▶ _Exercise_
Report, word for word, every line of the material that contains "ylabel".

+ + + + + + +

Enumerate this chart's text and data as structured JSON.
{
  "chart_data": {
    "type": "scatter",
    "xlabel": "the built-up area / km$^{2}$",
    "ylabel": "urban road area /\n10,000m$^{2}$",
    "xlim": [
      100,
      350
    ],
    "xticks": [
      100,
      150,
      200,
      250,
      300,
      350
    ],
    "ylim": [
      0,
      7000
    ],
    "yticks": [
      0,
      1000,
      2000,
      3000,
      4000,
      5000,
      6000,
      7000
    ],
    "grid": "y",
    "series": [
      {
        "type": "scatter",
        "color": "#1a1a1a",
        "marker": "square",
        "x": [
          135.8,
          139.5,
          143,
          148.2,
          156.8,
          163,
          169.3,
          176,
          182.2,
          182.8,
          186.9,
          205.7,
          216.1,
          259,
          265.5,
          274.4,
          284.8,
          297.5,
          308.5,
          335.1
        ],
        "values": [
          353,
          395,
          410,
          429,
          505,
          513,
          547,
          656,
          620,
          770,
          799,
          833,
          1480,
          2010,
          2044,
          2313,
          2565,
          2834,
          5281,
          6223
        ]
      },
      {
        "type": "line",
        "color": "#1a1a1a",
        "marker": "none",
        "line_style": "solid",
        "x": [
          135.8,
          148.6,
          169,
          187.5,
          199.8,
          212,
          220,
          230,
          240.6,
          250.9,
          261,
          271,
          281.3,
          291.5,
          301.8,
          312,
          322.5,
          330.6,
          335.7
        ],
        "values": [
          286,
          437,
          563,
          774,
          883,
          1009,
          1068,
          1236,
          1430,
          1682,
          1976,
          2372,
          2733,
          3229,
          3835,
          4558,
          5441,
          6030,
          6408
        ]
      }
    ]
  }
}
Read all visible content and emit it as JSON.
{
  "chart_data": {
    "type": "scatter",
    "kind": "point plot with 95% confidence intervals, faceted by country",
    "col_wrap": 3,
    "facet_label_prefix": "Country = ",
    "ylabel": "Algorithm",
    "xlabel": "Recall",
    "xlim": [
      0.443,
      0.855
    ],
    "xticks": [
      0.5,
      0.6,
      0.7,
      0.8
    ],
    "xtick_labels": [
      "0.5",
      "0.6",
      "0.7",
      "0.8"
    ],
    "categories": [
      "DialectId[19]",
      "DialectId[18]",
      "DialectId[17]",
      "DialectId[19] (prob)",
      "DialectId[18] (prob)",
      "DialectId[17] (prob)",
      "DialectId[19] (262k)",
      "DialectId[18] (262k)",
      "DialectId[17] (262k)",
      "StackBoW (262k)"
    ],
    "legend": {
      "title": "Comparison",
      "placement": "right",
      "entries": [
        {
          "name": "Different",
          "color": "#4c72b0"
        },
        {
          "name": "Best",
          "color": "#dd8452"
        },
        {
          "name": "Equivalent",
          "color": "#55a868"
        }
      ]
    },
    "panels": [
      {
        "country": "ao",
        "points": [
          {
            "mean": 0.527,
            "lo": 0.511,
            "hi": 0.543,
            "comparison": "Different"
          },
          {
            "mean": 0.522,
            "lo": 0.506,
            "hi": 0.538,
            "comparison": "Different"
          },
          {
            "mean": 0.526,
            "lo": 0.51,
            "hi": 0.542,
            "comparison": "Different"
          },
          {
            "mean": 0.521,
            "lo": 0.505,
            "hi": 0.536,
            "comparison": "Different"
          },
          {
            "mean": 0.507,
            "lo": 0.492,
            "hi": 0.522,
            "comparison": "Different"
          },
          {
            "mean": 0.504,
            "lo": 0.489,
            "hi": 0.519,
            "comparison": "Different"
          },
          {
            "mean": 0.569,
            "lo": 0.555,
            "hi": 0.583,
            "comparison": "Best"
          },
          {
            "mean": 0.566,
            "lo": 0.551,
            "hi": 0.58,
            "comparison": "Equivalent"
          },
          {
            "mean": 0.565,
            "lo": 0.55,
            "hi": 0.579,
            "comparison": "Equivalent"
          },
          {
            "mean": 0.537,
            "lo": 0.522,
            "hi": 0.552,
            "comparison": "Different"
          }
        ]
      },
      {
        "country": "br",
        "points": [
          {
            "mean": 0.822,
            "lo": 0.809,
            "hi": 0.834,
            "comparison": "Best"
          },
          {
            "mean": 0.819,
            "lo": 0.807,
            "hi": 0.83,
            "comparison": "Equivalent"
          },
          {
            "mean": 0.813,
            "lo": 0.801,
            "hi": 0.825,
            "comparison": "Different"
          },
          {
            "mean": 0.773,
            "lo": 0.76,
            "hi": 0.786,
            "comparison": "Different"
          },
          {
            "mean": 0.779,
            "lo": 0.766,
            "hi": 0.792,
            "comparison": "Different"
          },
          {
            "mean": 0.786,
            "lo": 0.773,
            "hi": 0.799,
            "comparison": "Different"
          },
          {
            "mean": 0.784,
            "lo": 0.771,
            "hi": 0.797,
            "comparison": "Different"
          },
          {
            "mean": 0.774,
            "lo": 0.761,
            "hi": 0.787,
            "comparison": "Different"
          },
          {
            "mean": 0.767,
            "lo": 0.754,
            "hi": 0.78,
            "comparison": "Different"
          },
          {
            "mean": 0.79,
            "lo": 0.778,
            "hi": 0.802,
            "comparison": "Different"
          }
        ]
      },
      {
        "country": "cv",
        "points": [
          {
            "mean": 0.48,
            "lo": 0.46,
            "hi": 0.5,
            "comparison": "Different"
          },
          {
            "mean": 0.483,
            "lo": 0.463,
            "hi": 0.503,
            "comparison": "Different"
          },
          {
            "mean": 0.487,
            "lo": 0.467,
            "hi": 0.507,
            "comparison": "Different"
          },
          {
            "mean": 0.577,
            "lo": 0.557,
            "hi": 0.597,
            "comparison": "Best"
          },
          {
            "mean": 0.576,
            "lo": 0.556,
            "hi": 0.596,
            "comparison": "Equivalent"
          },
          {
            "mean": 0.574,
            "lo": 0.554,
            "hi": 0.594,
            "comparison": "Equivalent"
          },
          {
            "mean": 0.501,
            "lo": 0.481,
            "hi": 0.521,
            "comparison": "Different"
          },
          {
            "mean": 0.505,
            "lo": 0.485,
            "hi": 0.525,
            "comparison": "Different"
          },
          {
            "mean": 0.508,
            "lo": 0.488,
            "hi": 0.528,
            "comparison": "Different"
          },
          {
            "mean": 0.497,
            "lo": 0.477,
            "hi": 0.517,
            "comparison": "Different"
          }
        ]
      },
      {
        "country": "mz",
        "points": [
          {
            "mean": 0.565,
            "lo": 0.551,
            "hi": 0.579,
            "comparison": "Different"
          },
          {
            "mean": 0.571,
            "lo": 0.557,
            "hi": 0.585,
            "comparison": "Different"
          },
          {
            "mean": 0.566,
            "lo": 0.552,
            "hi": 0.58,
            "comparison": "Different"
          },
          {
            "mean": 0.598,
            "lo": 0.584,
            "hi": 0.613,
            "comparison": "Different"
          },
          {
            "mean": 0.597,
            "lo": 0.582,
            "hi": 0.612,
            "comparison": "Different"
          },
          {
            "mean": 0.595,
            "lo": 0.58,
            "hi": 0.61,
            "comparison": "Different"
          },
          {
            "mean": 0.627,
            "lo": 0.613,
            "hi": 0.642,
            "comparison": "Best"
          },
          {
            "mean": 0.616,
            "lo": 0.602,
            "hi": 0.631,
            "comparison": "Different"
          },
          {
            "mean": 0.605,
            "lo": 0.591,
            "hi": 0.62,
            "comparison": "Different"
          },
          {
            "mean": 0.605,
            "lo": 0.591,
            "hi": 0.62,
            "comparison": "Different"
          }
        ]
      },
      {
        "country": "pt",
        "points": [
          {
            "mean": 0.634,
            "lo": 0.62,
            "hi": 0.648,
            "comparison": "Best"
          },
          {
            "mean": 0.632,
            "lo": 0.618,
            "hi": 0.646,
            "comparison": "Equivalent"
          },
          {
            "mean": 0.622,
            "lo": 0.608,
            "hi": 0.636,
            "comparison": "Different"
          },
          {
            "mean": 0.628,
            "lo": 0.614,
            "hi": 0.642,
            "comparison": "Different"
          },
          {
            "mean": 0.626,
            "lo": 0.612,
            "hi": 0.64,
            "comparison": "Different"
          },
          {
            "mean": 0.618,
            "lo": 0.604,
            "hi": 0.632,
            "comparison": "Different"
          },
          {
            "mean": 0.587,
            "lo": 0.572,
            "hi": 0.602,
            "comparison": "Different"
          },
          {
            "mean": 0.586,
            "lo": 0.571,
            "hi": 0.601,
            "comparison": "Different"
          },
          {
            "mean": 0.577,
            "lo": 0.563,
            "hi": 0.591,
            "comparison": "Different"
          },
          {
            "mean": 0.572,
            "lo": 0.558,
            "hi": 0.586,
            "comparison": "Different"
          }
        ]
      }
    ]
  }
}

+ + + + + + +

▶ _Answer to the problem_
    "ylabel": "urban road area /\n10,000m$^{2}$",
    "ylabel": "Algorithm",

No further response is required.